START

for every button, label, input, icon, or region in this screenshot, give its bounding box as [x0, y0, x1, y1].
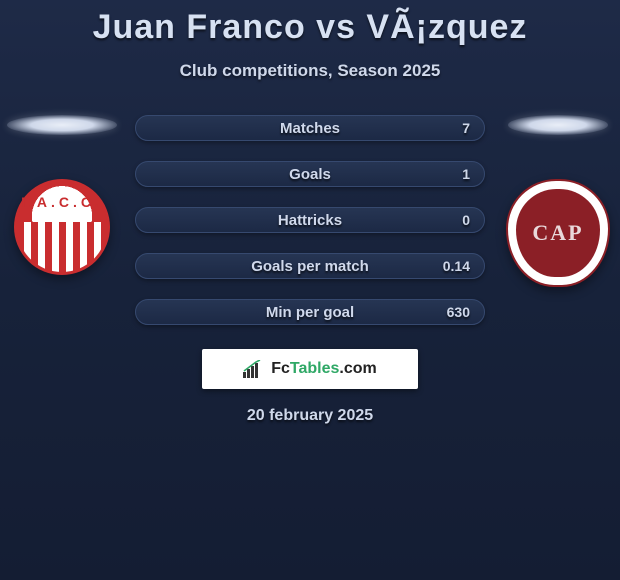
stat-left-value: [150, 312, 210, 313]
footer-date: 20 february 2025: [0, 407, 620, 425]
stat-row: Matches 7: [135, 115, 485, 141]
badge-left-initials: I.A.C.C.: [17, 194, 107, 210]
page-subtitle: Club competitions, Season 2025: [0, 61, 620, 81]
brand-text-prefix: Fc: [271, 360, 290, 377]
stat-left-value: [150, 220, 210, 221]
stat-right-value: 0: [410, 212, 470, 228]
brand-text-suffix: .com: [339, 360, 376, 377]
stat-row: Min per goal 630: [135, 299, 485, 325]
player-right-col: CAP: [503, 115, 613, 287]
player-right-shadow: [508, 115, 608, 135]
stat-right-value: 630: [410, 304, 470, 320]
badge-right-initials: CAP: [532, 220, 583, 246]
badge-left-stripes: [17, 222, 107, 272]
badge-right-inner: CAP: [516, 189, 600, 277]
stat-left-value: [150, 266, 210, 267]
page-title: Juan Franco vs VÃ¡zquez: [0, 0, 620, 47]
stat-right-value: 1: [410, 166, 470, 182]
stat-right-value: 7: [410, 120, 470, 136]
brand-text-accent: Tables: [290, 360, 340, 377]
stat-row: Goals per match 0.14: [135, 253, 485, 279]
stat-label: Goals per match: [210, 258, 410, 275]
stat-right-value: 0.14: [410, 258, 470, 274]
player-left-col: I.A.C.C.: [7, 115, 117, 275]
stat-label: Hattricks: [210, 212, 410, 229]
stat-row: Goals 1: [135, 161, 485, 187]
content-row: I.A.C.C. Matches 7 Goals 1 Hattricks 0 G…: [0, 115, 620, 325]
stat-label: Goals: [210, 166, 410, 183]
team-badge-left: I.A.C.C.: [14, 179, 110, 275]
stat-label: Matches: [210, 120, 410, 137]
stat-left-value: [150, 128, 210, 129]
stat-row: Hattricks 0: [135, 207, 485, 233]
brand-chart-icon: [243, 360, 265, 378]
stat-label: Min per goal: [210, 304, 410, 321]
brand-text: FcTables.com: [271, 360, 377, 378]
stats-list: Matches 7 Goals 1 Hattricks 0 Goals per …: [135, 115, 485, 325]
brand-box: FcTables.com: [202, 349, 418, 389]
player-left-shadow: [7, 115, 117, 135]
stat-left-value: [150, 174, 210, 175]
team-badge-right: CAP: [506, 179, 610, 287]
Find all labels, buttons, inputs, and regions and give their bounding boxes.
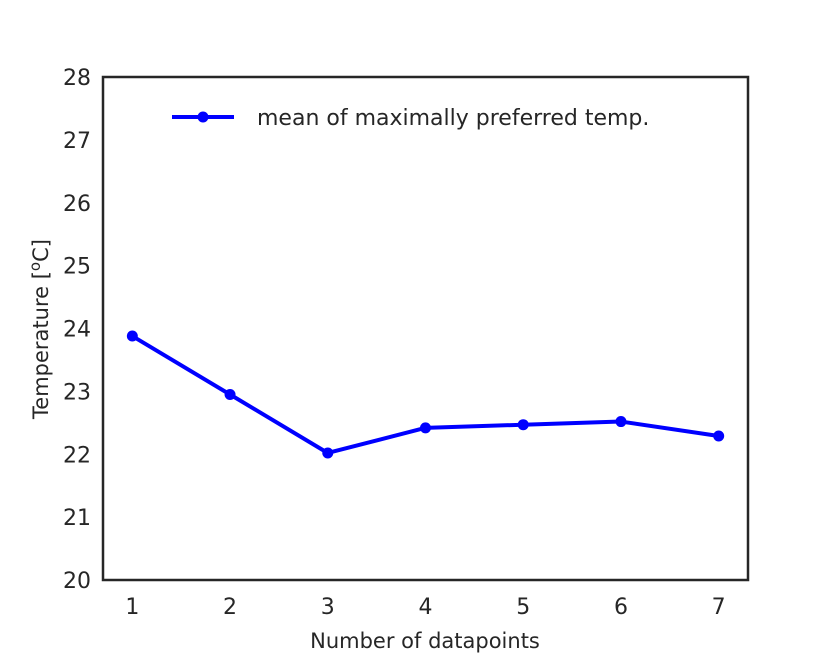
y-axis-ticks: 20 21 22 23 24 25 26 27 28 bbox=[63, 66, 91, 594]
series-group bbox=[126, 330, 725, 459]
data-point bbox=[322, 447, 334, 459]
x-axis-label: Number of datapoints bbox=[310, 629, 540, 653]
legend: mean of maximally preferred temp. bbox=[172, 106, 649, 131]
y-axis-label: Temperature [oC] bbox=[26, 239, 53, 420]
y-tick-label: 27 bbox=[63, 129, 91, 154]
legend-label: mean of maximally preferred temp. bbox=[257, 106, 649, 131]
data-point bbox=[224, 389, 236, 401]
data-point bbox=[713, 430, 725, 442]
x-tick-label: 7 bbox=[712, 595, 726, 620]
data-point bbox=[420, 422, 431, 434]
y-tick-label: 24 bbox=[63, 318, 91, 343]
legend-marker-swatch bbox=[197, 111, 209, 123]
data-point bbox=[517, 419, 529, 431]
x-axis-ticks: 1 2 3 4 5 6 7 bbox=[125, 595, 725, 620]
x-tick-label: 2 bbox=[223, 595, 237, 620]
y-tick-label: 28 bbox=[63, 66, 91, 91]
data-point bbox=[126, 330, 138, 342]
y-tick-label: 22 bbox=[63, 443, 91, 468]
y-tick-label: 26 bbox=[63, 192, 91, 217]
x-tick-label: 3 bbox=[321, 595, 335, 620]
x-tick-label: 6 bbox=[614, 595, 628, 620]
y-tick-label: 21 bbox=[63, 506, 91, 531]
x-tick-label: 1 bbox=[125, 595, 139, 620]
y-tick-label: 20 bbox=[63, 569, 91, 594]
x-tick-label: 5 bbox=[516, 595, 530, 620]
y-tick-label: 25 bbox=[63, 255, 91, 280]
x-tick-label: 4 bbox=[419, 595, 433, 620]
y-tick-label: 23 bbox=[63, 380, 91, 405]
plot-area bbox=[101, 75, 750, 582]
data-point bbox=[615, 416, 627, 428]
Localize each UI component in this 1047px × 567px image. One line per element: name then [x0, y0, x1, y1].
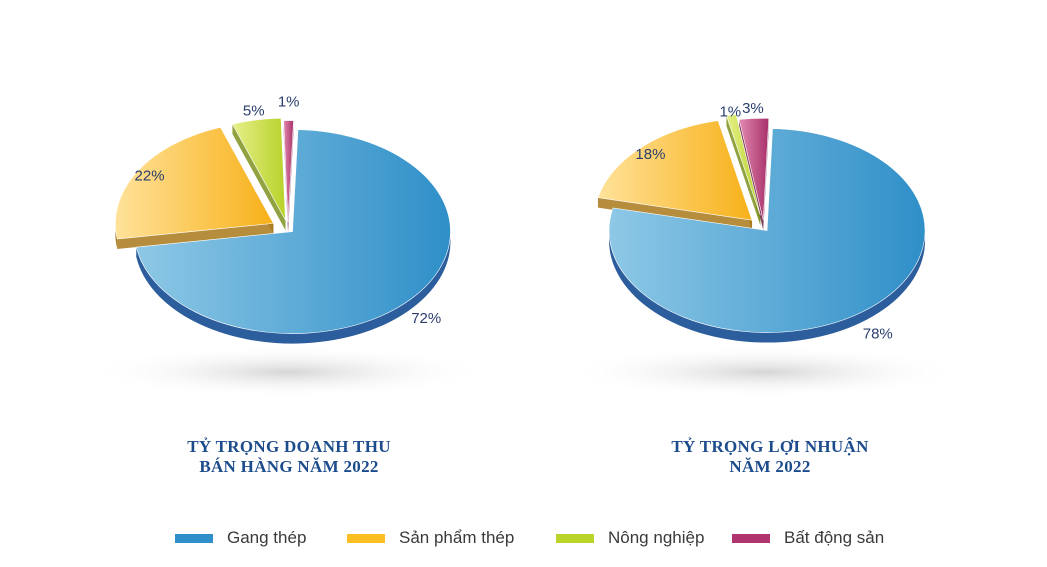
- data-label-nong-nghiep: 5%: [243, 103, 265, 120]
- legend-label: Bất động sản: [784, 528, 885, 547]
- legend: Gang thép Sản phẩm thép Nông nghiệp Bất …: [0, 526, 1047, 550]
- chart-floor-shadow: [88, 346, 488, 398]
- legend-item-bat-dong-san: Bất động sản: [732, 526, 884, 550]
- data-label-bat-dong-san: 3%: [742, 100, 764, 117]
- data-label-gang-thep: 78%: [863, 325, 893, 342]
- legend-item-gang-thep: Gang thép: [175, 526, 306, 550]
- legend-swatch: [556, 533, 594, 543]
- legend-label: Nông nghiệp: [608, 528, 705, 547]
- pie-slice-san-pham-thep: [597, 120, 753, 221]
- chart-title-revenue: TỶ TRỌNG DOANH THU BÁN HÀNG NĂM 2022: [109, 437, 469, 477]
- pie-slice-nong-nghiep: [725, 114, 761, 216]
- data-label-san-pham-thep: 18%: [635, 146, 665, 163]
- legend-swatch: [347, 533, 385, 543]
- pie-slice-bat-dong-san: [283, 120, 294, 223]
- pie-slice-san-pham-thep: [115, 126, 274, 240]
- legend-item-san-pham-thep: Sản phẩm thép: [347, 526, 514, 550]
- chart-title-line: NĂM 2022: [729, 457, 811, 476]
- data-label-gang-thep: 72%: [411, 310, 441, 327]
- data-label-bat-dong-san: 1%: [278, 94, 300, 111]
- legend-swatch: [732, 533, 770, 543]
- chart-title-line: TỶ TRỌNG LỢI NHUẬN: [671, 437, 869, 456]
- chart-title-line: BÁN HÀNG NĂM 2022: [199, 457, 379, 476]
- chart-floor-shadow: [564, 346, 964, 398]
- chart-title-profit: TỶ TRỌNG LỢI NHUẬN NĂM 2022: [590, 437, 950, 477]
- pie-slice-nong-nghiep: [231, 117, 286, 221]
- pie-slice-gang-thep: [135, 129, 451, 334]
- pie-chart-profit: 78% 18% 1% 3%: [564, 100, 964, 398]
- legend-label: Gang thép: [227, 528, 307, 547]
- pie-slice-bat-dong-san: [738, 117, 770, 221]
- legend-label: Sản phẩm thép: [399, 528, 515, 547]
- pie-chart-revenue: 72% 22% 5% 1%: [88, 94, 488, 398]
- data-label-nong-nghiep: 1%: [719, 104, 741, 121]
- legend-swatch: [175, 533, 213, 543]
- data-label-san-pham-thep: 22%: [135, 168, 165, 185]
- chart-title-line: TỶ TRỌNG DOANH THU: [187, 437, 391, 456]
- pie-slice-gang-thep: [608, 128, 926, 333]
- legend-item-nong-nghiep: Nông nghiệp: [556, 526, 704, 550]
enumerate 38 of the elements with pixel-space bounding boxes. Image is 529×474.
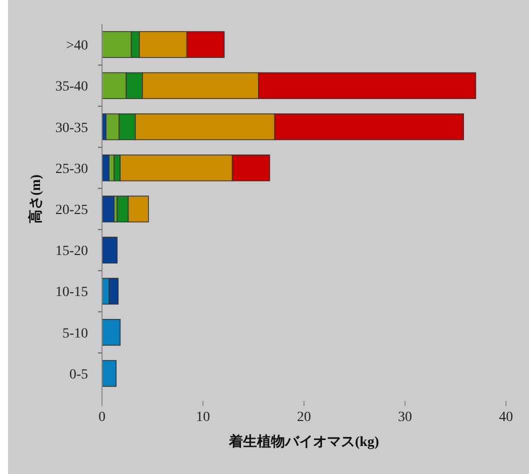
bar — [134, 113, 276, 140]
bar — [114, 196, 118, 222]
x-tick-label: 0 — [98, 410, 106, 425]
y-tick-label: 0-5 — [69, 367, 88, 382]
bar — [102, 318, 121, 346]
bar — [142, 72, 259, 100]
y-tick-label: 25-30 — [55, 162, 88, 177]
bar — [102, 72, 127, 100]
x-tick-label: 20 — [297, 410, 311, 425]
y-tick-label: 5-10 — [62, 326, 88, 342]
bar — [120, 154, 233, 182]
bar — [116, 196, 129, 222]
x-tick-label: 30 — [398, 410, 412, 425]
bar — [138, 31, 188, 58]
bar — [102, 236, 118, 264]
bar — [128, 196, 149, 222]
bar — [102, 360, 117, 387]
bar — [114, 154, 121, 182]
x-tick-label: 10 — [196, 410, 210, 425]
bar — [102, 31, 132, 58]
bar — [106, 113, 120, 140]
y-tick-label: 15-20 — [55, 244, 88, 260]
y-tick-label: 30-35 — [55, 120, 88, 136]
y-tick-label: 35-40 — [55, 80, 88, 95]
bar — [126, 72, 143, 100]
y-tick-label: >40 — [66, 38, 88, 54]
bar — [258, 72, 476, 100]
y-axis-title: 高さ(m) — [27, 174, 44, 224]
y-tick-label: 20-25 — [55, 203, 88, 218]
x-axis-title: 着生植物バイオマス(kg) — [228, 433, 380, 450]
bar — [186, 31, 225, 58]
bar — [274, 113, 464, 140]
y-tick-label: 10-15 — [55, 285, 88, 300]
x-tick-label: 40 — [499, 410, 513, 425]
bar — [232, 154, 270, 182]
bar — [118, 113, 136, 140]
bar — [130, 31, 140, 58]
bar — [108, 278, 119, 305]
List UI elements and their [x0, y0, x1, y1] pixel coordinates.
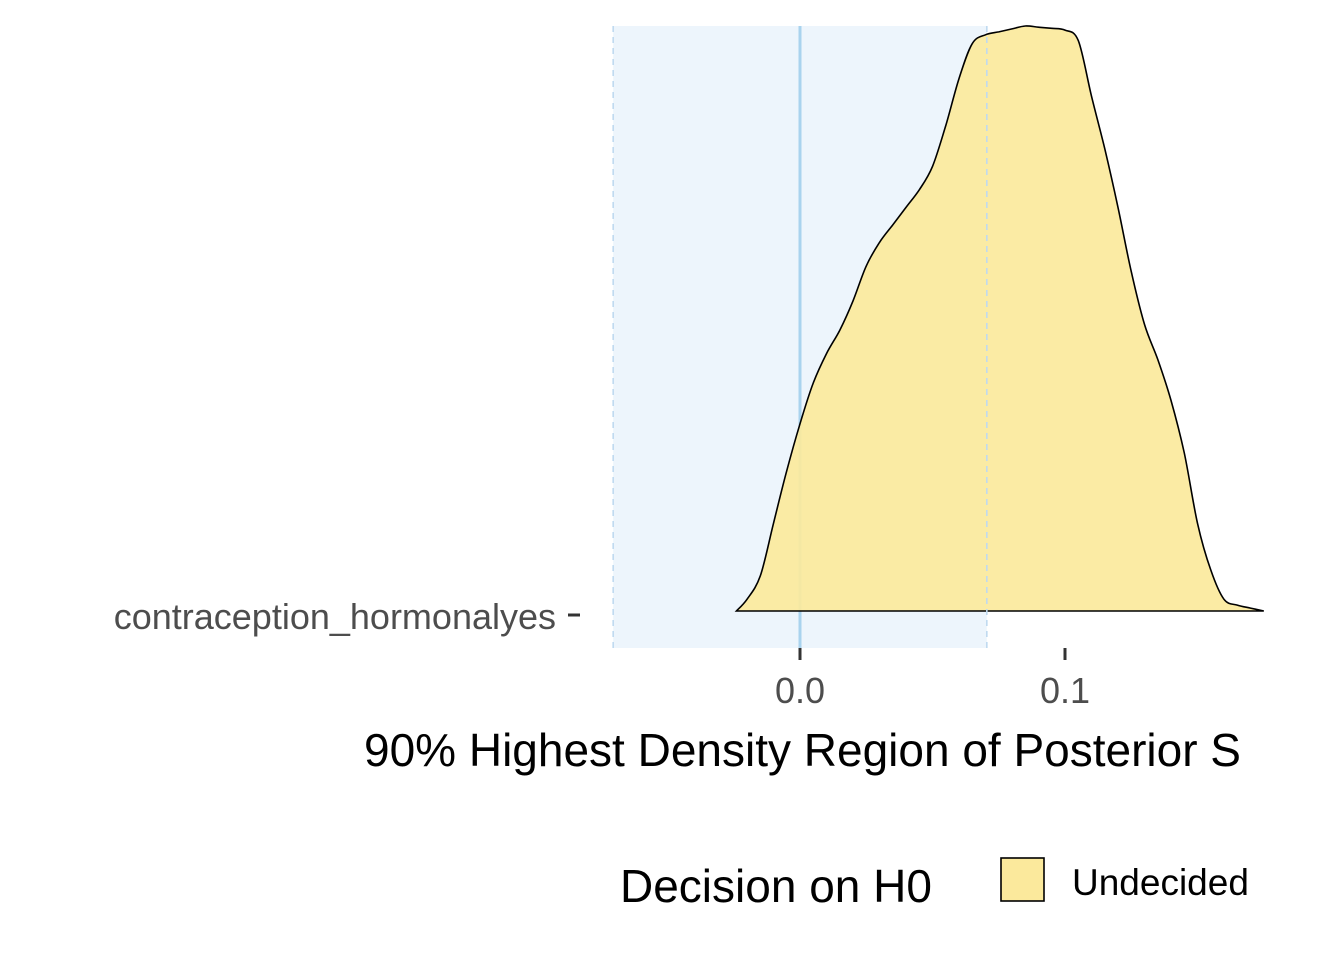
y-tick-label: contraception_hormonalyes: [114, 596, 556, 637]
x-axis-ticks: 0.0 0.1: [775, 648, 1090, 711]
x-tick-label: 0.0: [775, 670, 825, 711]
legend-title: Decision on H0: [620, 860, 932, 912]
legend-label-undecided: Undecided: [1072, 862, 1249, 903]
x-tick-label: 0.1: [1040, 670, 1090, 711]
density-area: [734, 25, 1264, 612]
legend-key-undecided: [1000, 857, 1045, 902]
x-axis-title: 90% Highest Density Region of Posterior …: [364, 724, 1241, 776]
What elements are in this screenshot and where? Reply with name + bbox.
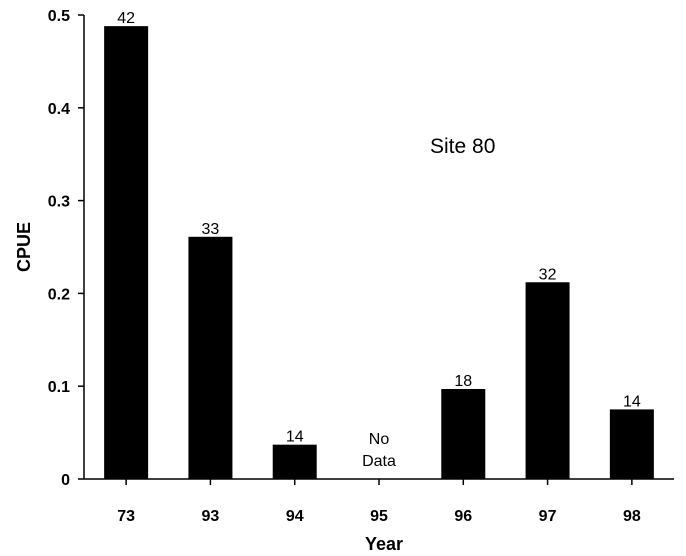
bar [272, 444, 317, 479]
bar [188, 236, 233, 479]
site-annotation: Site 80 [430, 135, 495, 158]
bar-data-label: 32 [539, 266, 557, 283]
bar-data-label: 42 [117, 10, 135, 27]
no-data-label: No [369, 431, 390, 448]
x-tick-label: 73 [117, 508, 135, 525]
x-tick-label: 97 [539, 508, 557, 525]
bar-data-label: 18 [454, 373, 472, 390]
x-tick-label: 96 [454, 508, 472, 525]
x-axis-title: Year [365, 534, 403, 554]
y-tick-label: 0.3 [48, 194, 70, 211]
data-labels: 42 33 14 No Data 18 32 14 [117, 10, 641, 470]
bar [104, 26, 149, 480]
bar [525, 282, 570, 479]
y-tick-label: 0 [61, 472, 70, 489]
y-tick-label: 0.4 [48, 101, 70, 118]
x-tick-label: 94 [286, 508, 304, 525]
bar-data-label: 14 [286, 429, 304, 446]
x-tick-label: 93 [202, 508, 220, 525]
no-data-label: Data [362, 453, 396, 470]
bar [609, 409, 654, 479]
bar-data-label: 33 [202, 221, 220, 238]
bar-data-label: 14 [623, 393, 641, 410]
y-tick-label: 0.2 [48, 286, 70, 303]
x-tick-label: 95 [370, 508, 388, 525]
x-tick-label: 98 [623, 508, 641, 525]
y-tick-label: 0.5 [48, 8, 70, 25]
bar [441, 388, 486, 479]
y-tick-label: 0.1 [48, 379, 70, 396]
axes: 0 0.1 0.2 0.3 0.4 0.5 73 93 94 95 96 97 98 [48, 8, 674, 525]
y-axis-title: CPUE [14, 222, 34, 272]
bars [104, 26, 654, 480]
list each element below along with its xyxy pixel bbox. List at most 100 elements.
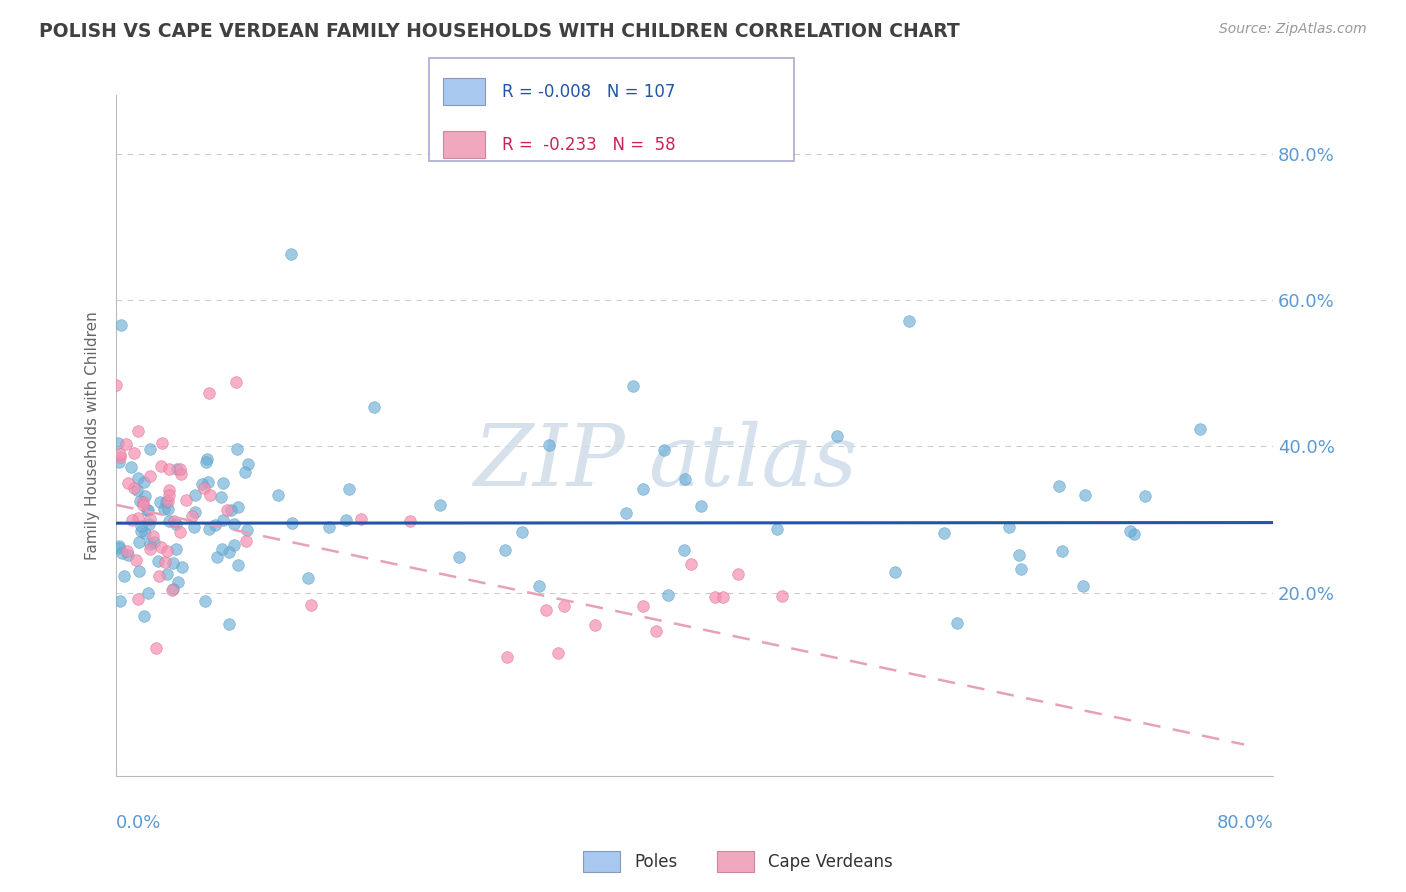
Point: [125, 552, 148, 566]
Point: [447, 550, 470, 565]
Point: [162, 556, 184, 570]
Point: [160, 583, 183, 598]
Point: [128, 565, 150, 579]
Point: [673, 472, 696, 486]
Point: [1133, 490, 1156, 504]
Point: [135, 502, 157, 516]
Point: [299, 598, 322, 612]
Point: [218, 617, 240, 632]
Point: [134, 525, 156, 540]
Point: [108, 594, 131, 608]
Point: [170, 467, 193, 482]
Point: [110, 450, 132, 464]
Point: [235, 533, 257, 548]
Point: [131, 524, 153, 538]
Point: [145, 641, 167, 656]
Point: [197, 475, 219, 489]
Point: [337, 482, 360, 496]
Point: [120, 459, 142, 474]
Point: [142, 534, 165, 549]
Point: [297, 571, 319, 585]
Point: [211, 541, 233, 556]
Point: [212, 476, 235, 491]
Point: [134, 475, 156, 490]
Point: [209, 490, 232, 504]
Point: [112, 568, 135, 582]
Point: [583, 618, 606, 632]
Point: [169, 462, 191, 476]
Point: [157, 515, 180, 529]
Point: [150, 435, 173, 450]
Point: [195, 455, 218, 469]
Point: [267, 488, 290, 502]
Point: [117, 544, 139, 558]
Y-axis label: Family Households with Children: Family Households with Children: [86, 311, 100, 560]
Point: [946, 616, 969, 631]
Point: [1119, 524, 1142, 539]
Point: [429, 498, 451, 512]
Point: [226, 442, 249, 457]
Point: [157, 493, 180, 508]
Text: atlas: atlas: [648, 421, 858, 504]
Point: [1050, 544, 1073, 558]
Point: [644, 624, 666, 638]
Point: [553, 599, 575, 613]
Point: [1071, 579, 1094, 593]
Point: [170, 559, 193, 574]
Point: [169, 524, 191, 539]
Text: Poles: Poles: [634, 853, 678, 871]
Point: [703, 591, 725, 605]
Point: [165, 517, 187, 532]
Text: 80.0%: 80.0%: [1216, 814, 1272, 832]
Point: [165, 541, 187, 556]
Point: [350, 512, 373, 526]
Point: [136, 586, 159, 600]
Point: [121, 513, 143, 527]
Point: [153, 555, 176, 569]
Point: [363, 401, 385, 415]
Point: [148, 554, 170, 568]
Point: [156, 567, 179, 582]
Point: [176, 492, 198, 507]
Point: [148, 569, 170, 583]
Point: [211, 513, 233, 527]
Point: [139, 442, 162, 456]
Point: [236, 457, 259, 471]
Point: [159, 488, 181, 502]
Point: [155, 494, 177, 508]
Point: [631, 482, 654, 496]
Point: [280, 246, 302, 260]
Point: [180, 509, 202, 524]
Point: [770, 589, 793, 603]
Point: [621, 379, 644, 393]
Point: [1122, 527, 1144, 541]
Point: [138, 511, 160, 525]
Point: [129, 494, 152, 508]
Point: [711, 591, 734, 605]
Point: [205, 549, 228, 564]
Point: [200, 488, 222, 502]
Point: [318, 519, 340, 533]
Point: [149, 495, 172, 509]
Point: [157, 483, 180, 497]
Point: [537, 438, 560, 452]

END

• _Instructions to follow_
Count the lines in the data above that contain the string "Nông", matching case exactly, and give only the number.

• _Expected answer_
3